提示文:
· · · · · · ·
輸入物価が74年以来の上げ幅に、8月は32.7%

ドイツ連邦統計局が7日発表した8月の輸入物価指数は前年同月比32.7%増となり、1974年3月以来の大幅上昇を記録した。5月から7月までの3カ月間は上げ幅が縮小していたが、8月はエネルギー価格の上昇率が前月の131.7%から162.4%へと拡大し、物価が押し上げられた。

エネルギーを最も強く押し上げたのは天然ガスで、上げ幅は前月の223.6%から306.3%に拡大した。ロシアがバルト海経由のガス管「ノルドストリーム1」の供給量を7月末に従来の40%から20%に引き下げたことが反映されたもようだ。8月末以降は供給を停止していることから、9月は天然ガス価格の上げ幅が一段と拡大した可能性がある。
· · · · · · ·
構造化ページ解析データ
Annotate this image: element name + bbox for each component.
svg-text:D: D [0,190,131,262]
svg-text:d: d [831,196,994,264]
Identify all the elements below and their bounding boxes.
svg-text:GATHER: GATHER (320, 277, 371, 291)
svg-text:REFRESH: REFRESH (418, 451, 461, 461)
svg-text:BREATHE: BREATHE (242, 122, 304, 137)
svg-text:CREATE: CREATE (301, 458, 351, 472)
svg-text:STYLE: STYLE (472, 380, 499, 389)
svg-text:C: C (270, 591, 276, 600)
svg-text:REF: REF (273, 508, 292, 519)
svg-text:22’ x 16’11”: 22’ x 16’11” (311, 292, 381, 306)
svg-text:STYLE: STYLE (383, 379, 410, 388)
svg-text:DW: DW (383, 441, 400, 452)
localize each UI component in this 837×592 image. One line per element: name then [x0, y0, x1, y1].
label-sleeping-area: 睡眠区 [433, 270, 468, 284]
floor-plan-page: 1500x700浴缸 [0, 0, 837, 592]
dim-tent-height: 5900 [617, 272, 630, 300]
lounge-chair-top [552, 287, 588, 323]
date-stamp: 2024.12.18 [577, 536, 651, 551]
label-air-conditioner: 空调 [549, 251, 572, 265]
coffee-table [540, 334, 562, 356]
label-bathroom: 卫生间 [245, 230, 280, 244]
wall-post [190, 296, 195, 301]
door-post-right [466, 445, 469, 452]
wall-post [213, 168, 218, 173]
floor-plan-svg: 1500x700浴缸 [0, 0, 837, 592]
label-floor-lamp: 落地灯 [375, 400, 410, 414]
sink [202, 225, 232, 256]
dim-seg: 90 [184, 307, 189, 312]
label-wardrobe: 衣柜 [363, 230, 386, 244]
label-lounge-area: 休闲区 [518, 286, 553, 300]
· · · · · · ·
必要な作業 1: 輸入物価の記事にある「エネルギーを最も強く押し上げたのは天然ガスで、上げ幅は前月の223.6%から306.3%に拡大した。」という一文を英語に訳すこと。
必要な作業 2: 輸入物価の記事を、最後の文の後から書き継ぐこと。

出力 1: Natural gas was the biggest driver of energy prices, with its rate of increase widening from 223.6% the previous month to 306.3%.

出力 2:
電力は取引所価格で464.5%の上げ幅を記録した。同価格は天然ガス価格に連動していることから上げ幅が膨らんだ。

石炭は192.1%と高水準に達したものの、前月の260.8%からは縮小した。石油製品は77.4%(前月83.2%)、原油は58.8%(64.7%)だった。エネルギーを除いたベースでは輸入物価の上昇率が13.2%で、前月を0.8ポイント下回った。

中間財の上げ幅は前月の18.8%から16.8%に低下した。上昇率が特に大きかったのはこれまでに引き続き肥料・窒素化合物で、145.1%に上った。アルミニウム(50.3%)、紙(40.1%)、銑鉄・鉄鋼・鉄合金(18.7%)、バージン・プラスチック(15.3%)なども大幅に上がった。バージン・プラスチックと銑鉄・鉄鋼・鉄合金は前月比ではそれぞれ3.1%、2.8%低下している。

投資財は前年同月比の上げ幅が7.8%となり、前月を0.1ポイント下回った。機械は8.6%、自動車・自動車部品は7.0%だった。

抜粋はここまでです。